» SET TASK: Without the pictures, output the records below word for word.

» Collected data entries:
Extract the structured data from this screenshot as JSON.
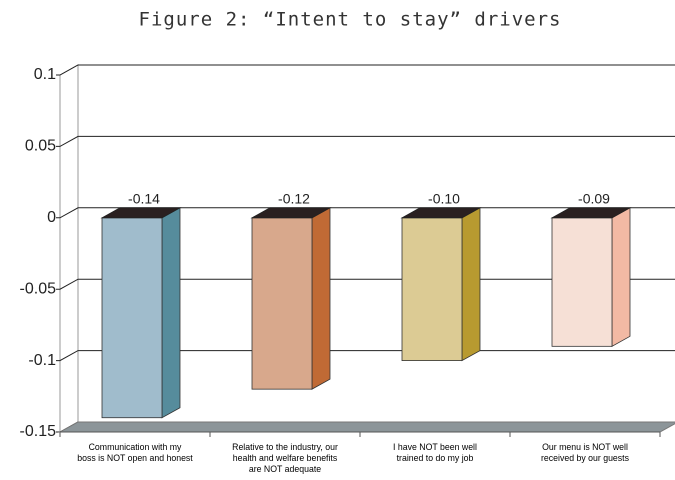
{
  "chart_data": {
    "type": "bar3d",
    "title": "Figure 2: “Intent to stay” drivers",
    "categories": [
      "Communication with my\nboss is NOT open and honest",
      "Relative to the industry, our\nhealth and welfare benefits\nare NOT adequate",
      "I have NOT been well\ntrained to do my job",
      "Our menu is NOT well\nreceived by our guests"
    ],
    "values": [
      -0.14,
      -0.12,
      -0.1,
      -0.09
    ],
    "value_labels": [
      "-0.14",
      "-0.12",
      "-0.10",
      "-0.09"
    ],
    "colors": [
      "#a0bccc",
      "#d8a88c",
      "#dccb94",
      "#f6e0d6"
    ],
    "side_colors": [
      "#568c9c",
      "#c06a35",
      "#b89a30",
      "#f2b9a4"
    ],
    "ylim": [
      -0.15,
      0.1
    ],
    "yticks": [
      0.1,
      0.05,
      0,
      -0.05,
      -0.1,
      -0.15
    ],
    "grid": true
  }
}
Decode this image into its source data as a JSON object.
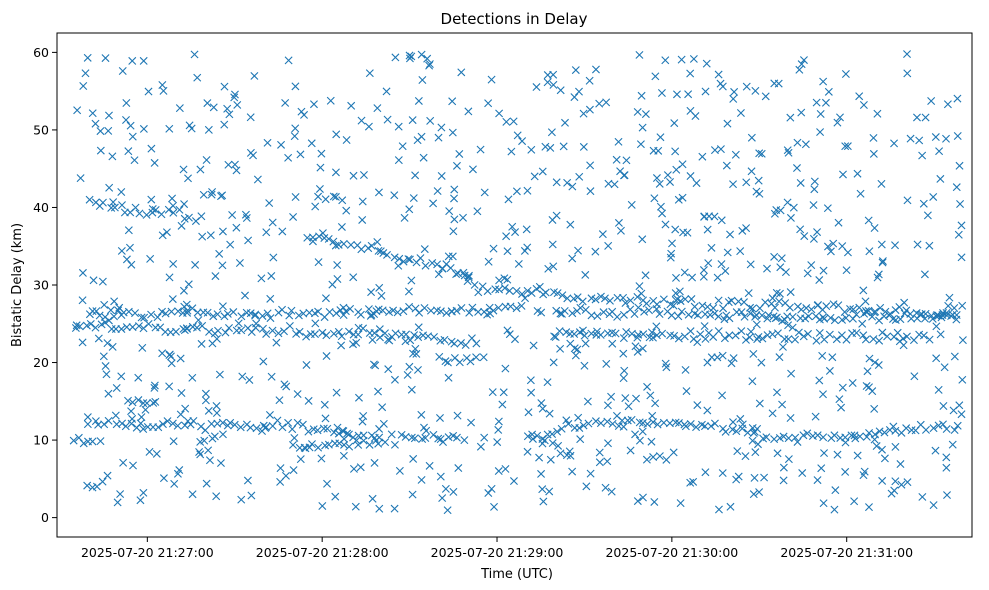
{
  "chart_data": {
    "type": "scatter",
    "title": "Detections in Delay",
    "xlabel": "Time (UTC)",
    "ylabel": "Bistatic Delay (km)",
    "x_ticks": [
      "2025-07-20 21:27:00",
      "2025-07-20 21:28:00",
      "2025-07-20 21:29:00",
      "2025-07-20 21:30:00",
      "2025-07-20 21:31:00"
    ],
    "y_ticks": [
      "0",
      "10",
      "20",
      "30",
      "40",
      "50",
      "60"
    ],
    "x_range": [
      "2025-07-20 21:26:29",
      "2025-07-20 21:31:43"
    ],
    "ylim": [
      -2.5,
      62.5
    ],
    "marker": "x",
    "grid": false,
    "legend": "none",
    "colors": {
      "marker": "#1f77b4"
    },
    "tracks": [
      {
        "x": [
          "2025-07-20 21:26:40",
          "2025-07-20 21:27:05",
          "2025-07-20 21:27:20"
        ],
        "y": [
          40.5,
          39.4,
          38.5
        ]
      },
      {
        "x": [
          "2025-07-20 21:27:55",
          "2025-07-20 21:28:30",
          "2025-07-20 21:28:50"
        ],
        "y": [
          36.5,
          33.3,
          31.6
        ]
      },
      {
        "x": [
          "2025-07-20 21:28:50",
          "2025-07-20 21:29:30",
          "2025-07-20 21:30:10",
          "2025-07-20 21:30:50",
          "2025-07-20 21:31:40"
        ],
        "y": [
          30.0,
          28.3,
          27.6,
          27.2,
          26.0
        ]
      },
      {
        "x": [
          "2025-07-20 21:26:35",
          "2025-07-20 21:27:10",
          "2025-07-20 21:27:45",
          "2025-07-20 21:28:20",
          "2025-07-20 21:28:55"
        ],
        "y": [
          24.7,
          24.3,
          24.0,
          23.7,
          22.5
        ]
      },
      {
        "x": [
          "2025-07-20 21:29:20",
          "2025-07-20 21:29:50",
          "2025-07-20 21:30:20",
          "2025-07-20 21:31:00",
          "2025-07-20 21:31:30"
        ],
        "y": [
          23.7,
          23.6,
          23.5,
          23.4,
          23.3
        ]
      },
      {
        "x": [
          "2025-07-20 21:26:40",
          "2025-07-20 21:27:10",
          "2025-07-20 21:27:50",
          "2025-07-20 21:28:30",
          "2025-07-20 21:29:10"
        ],
        "y": [
          26.0,
          26.2,
          26.3,
          26.5,
          27.0
        ]
      },
      {
        "x": [
          "2025-07-20 21:29:20",
          "2025-07-20 21:30:00",
          "2025-07-20 21:30:40",
          "2025-07-20 21:31:40"
        ],
        "y": [
          26.5,
          26.3,
          26.0,
          25.8
        ]
      },
      {
        "x": [
          "2025-07-20 21:26:40",
          "2025-07-20 21:27:20",
          "2025-07-20 21:27:50",
          "2025-07-20 21:28:20",
          "2025-07-20 21:28:50"
        ],
        "y": [
          12.0,
          12.0,
          12.0,
          10.0,
          10.2
        ]
      },
      {
        "x": [
          "2025-07-20 21:29:10",
          "2025-07-20 21:29:30",
          "2025-07-20 21:29:45",
          "2025-07-20 21:30:10",
          "2025-07-20 21:30:40"
        ],
        "y": [
          10.0,
          12.0,
          12.2,
          12.0,
          10.0
        ]
      },
      {
        "x": [
          "2025-07-20 21:30:40",
          "2025-07-20 21:31:10",
          "2025-07-20 21:31:40"
        ],
        "y": [
          10.0,
          11.0,
          12.0
        ]
      },
      {
        "x": [
          "2025-07-20 21:27:50",
          "2025-07-20 21:28:20"
        ],
        "y": [
          9.3,
          9.5
        ]
      },
      {
        "x": [
          "2025-07-20 21:28:40",
          "2025-07-20 21:28:55"
        ],
        "y": [
          20.5,
          20.3
        ]
      },
      {
        "x": [
          "2025-07-20 21:26:55",
          "2025-07-20 21:27:05"
        ],
        "y": [
          14.8,
          14.6
        ]
      },
      {
        "x": [
          "2025-07-20 21:26:35",
          "2025-07-20 21:26:45"
        ],
        "y": [
          9.8,
          9.6
        ]
      }
    ],
    "noise": {
      "x_range": [
        "2025-07-20 21:26:35",
        "2025-07-20 21:31:40"
      ],
      "y_range": [
        0.8,
        59.8
      ]
    }
  }
}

» WORKED ANSWER:
Extract the structured data from this screenshot as JSON.
{
  "chart_data": {
    "type": "bar3d",
    "title": "Figure 2: “Intent to stay” drivers",
    "categories": [
      "Communication with my\nboss is NOT open and honest",
      "Relative to the industry, our\nhealth and welfare benefits\nare NOT adequate",
      "I have NOT been well\ntrained to do my job",
      "Our menu is NOT well\nreceived by our guests"
    ],
    "values": [
      -0.14,
      -0.12,
      -0.1,
      -0.09
    ],
    "value_labels": [
      "-0.14",
      "-0.12",
      "-0.10",
      "-0.09"
    ],
    "colors": [
      "#a0bccc",
      "#d8a88c",
      "#dccb94",
      "#f6e0d6"
    ],
    "side_colors": [
      "#568c9c",
      "#c06a35",
      "#b89a30",
      "#f2b9a4"
    ],
    "ylim": [
      -0.15,
      0.1
    ],
    "yticks": [
      0.1,
      0.05,
      0,
      -0.05,
      -0.1,
      -0.15
    ],
    "grid": true
  }
}
Decode this image into its source data as a JSON object.
{
  "chart_data": {
    "type": "scatter",
    "title": "Detections in Delay",
    "xlabel": "Time (UTC)",
    "ylabel": "Bistatic Delay (km)",
    "x_ticks": [
      "2025-07-20 21:27:00",
      "2025-07-20 21:28:00",
      "2025-07-20 21:29:00",
      "2025-07-20 21:30:00",
      "2025-07-20 21:31:00"
    ],
    "y_ticks": [
      "0",
      "10",
      "20",
      "30",
      "40",
      "50",
      "60"
    ],
    "x_range": [
      "2025-07-20 21:26:29",
      "2025-07-20 21:31:43"
    ],
    "ylim": [
      -2.5,
      62.5
    ],
    "marker": "x",
    "grid": false,
    "legend": "none",
    "colors": {
      "marker": "#1f77b4"
    },
    "tracks": [
      {
        "x": [
          "2025-07-20 21:26:40",
          "2025-07-20 21:27:05",
          "2025-07-20 21:27:20"
        ],
        "y": [
          40.5,
          39.4,
          38.5
        ]
      },
      {
        "x": [
          "2025-07-20 21:27:55",
          "2025-07-20 21:28:30",
          "2025-07-20 21:28:50"
        ],
        "y": [
          36.5,
          33.3,
          31.6
        ]
      },
      {
        "x": [
          "2025-07-20 21:28:50",
          "2025-07-20 21:29:30",
          "2025-07-20 21:30:10",
          "2025-07-20 21:30:50",
          "2025-07-20 21:31:40"
        ],
        "y": [
          30.0,
          28.3,
          27.6,
          27.2,
          26.0
        ]
      },
      {
        "x": [
          "2025-07-20 21:26:35",
          "2025-07-20 21:27:10",
          "2025-07-20 21:27:45",
          "2025-07-20 21:28:20",
          "2025-07-20 21:28:55"
        ],
        "y": [
          24.7,
          24.3,
          24.0,
          23.7,
          22.5
        ]
      },
      {
        "x": [
          "2025-07-20 21:29:20",
          "2025-07-20 21:29:50",
          "2025-07-20 21:30:20",
          "2025-07-20 21:31:00",
          "2025-07-20 21:31:30"
        ],
        "y": [
          23.7,
          23.6,
          23.5,
          23.4,
          23.3
        ]
      },
      {
        "x": [
          "2025-07-20 21:26:40",
          "2025-07-20 21:27:10",
          "2025-07-20 21:27:50",
          "2025-07-20 21:28:30",
          "2025-07-20 21:29:10"
        ],
        "y": [
          26.0,
          26.2,
          26.3,
          26.5,
          27.0
        ]
      },
      {
        "x": [
          "2025-07-20 21:29:20",
          "2025-07-20 21:30:00",
          "2025-07-20 21:30:40",
          "2025-07-20 21:31:40"
        ],
        "y": [
          26.5,
          26.3,
          26.0,
          25.8
        ]
      },
      {
        "x": [
          "2025-07-20 21:26:40",
          "2025-07-20 21:27:20",
          "2025-07-20 21:27:50",
          "2025-07-20 21:28:20",
          "2025-07-20 21:28:50"
        ],
        "y": [
          12.0,
          12.0,
          12.0,
          10.0,
          10.2
        ]
      },
      {
        "x": [
          "2025-07-20 21:29:10",
          "2025-07-20 21:29:30",
          "2025-07-20 21:29:45",
          "2025-07-20 21:30:10",
          "2025-07-20 21:30:40"
        ],
        "y": [
          10.0,
          12.0,
          12.2,
          12.0,
          10.0
        ]
      },
      {
        "x": [
          "2025-07-20 21:30:40",
          "2025-07-20 21:31:10",
          "2025-07-20 21:31:40"
        ],
        "y": [
          10.0,
          11.0,
          12.0
        ]
      },
      {
        "x": [
          "2025-07-20 21:27:50",
          "2025-07-20 21:28:20"
        ],
        "y": [
          9.3,
          9.5
        ]
      },
      {
        "x": [
          "2025-07-20 21:28:40",
          "2025-07-20 21:28:55"
        ],
        "y": [
          20.5,
          20.3
        ]
      },
      {
        "x": [
          "2025-07-20 21:26:55",
          "2025-07-20 21:27:05"
        ],
        "y": [
          14.8,
          14.6
        ]
      },
      {
        "x": [
          "2025-07-20 21:26:35",
          "2025-07-20 21:26:45"
        ],
        "y": [
          9.8,
          9.6
        ]
      }
    ],
    "noise": {
      "x_range": [
        "2025-07-20 21:26:35",
        "2025-07-20 21:31:40"
      ],
      "y_range": [
        0.8,
        59.8
      ]
    }
  }
}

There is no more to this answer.